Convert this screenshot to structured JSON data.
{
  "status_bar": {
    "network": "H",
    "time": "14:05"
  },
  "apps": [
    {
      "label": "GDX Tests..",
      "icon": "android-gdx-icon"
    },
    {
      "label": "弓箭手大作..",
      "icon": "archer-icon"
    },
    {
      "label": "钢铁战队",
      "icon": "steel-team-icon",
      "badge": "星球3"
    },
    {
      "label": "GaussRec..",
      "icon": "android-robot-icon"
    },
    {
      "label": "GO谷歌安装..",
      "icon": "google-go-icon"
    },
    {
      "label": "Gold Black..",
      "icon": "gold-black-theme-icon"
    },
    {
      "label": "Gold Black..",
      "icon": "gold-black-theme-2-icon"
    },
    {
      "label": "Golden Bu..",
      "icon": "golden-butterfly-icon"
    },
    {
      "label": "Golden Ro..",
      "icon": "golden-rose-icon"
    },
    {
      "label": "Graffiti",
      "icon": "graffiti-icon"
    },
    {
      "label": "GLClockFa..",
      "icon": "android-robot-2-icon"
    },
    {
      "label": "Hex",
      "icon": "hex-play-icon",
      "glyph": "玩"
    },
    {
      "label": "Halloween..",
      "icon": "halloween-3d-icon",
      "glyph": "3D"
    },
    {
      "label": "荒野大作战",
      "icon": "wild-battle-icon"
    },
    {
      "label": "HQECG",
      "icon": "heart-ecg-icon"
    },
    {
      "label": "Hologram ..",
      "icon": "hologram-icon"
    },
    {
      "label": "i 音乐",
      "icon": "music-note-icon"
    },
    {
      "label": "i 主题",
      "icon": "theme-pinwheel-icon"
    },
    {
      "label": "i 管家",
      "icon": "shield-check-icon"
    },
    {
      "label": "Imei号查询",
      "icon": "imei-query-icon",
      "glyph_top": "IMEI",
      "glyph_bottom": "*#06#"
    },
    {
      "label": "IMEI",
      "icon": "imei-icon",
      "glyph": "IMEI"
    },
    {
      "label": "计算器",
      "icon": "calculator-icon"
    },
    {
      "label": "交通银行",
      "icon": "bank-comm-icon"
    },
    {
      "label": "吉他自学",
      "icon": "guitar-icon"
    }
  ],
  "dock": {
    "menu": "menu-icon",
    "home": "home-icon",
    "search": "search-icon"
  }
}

___

--- Problem to solve ---
Quote each line of the data above exactly as written.

--- Finished task ---
Convert this screenshot to structured JSON data.
{
  "status_bar": {
    "network": "H",
    "time": "14:05"
  },
  "apps": [
    {
      "label": "GDX Tests..",
      "icon": "android-gdx-icon"
    },
    {
      "label": "弓箭手大作..",
      "icon": "archer-icon"
    },
    {
      "label": "钢铁战队",
      "icon": "steel-team-icon",
      "badge": "星球3"
    },
    {
      "label": "GaussRec..",
      "icon": "android-robot-icon"
    },
    {
      "label": "GO谷歌安装..",
      "icon": "google-go-icon"
    },
    {
      "label": "Gold Black..",
      "icon": "gold-black-theme-icon"
    },
    {
      "label": "Gold Black..",
      "icon": "gold-black-theme-2-icon"
    },
    {
      "label": "Golden Bu..",
      "icon": "golden-butterfly-icon"
    },
    {
      "label": "Golden Ro..",
      "icon": "golden-rose-icon"
    },
    {
      "label": "Graffiti",
      "icon": "graffiti-icon"
    },
    {
      "label": "GLClockFa..",
      "icon": "android-robot-2-icon"
    },
    {
      "label": "Hex",
      "icon": "hex-play-icon",
      "glyph": "玩"
    },
    {
      "label": "Halloween..",
      "icon": "halloween-3d-icon",
      "glyph": "3D"
    },
    {
      "label": "荒野大作战",
      "icon": "wild-battle-icon"
    },
    {
      "label": "HQECG",
      "icon": "heart-ecg-icon"
    },
    {
      "label": "Hologram ..",
      "icon": "hologram-icon"
    },
    {
      "label": "i 音乐",
      "icon": "music-note-icon"
    },
    {
      "label": "i 主题",
      "icon": "theme-pinwheel-icon"
    },
    {
      "label": "i 管家",
      "icon": "shield-check-icon"
    },
    {
      "label": "Imei号查询",
      "icon": "imei-query-icon",
      "glyph_top": "IMEI",
      "glyph_bottom": "*#06#"
    },
    {
      "label": "IMEI",
      "icon": "imei-icon",
      "glyph": "IMEI"
    },
    {
      "label": "计算器",
      "icon": "calculator-icon"
    },
    {
      "label": "交通银行",
      "icon": "bank-comm-icon"
    },
    {
      "label": "吉他自学",
      "icon": "guitar-icon"
    }
  ],
  "dock": {
    "menu": "menu-icon",
    "home": "home-icon",
    "search": "search-icon"
  }
}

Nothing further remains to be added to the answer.